Instruction: Would you set down every entry shown below, precisely as written?

Given information:
=====

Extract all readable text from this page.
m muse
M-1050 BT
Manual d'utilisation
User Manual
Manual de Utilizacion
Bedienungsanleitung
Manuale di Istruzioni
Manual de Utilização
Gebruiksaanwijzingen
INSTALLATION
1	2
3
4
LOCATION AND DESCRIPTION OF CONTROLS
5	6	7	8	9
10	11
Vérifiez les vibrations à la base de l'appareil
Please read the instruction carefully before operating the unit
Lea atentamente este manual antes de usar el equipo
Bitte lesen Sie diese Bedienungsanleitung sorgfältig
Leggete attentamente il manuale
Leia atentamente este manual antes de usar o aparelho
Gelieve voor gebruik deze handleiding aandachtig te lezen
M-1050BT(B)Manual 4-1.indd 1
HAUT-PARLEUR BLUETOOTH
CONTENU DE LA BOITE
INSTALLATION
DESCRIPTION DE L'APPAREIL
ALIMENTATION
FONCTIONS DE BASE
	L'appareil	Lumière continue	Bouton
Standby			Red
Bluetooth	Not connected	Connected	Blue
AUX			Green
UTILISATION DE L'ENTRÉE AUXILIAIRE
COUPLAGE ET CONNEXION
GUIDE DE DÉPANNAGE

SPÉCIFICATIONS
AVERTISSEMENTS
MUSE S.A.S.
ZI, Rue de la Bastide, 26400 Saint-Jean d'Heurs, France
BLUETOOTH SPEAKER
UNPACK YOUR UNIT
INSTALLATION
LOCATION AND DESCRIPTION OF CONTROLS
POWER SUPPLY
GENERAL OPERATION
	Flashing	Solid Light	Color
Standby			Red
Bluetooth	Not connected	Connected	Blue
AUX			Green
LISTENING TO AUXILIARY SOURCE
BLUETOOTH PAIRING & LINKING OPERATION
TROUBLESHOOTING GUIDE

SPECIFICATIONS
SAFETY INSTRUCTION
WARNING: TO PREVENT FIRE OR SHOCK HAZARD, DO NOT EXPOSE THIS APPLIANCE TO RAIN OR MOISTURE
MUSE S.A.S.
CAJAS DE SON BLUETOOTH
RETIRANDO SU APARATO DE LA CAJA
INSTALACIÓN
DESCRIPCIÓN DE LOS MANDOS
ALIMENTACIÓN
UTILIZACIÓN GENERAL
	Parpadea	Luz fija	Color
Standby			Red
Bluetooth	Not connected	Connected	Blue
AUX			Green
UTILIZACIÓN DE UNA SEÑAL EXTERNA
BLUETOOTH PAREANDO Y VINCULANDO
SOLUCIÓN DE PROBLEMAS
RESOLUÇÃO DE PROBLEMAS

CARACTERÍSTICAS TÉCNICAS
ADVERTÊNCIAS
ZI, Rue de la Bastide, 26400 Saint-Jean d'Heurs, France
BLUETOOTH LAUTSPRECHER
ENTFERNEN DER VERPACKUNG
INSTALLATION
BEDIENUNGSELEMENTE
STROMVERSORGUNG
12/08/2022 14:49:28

=====

Answer to this exercise:
Extract all readable text from this page.
m muse
M-1050 BT
Manual d'utilisation
User Manual
Manual de Utilizacion
Bedienungsanleitung
Manuale di Istruzioni
Manual de Utilização
Gebruiksaanwijzingen
INSTALLATION
1	2
3
4
LOCATION AND DESCRIPTION OF CONTROLS
5	6	7	8	9
10	11
Vérifiez les vibrations à la base de l'appareil
Please read the instruction carefully before operating the unit
Lea atentamente este manual antes de usar el equipo
Bitte lesen Sie diese Bedienungsanleitung sorgfältig
Leggete attentamente il manuale
Leia atentamente este manual antes de usar o aparelho
Gelieve voor gebruik deze handleiding aandachtig te lezen
M-1050BT(B)Manual 4-1.indd 1
HAUT-PARLEUR BLUETOOTH
CONTENU DE LA BOITE
INSTALLATION
DESCRIPTION DE L'APPAREIL
ALIMENTATION
FONCTIONS DE BASE
	L'appareil	Lumière continue	Bouton
Standby			Red
Bluetooth	Not connected	Connected	Blue
AUX			Green
UTILISATION DE L'ENTRÉE AUXILIAIRE
COUPLAGE ET CONNEXION
GUIDE DE DÉPANNAGE

SPÉCIFICATIONS
AVERTISSEMENTS
MUSE S.A.S.
ZI, Rue de la Bastide, 26400 Saint-Jean d'Heurs, France
BLUETOOTH SPEAKER
UNPACK YOUR UNIT
INSTALLATION
LOCATION AND DESCRIPTION OF CONTROLS
POWER SUPPLY
GENERAL OPERATION
	Flashing	Solid Light	Color
Standby			Red
Bluetooth	Not connected	Connected	Blue
AUX			Green
LISTENING TO AUXILIARY SOURCE
BLUETOOTH PAIRING & LINKING OPERATION
TROUBLESHOOTING GUIDE

SPECIFICATIONS
SAFETY INSTRUCTION
WARNING: TO PREVENT FIRE OR SHOCK HAZARD, DO NOT EXPOSE THIS APPLIANCE TO RAIN OR MOISTURE
MUSE S.A.S.
CAJAS DE SON BLUETOOTH
RETIRANDO SU APARATO DE LA CAJA
INSTALACIÓN
DESCRIPCIÓN DE LOS MANDOS
ALIMENTACIÓN
UTILIZACIÓN GENERAL
	Parpadea	Luz fija	Color
Standby			Red
Bluetooth	Not connected	Connected	Blue
AUX			Green
UTILIZACIÓN DE UNA SEÑAL EXTERNA
BLUETOOTH PAREANDO Y VINCULANDO
SOLUCIÓN DE PROBLEMAS
RESOLUÇÃO DE PROBLEMAS

CARACTERÍSTICAS TÉCNICAS
ADVERTÊNCIAS
ZI, Rue de la Bastide, 26400 Saint-Jean d'Heurs, France
BLUETOOTH LAUTSPRECHER
ENTFERNEN DER VERPACKUNG
INSTALLATION
BEDIENUNGSELEMENTE
STROMVERSORGUNG
12/08/2022 14:49:28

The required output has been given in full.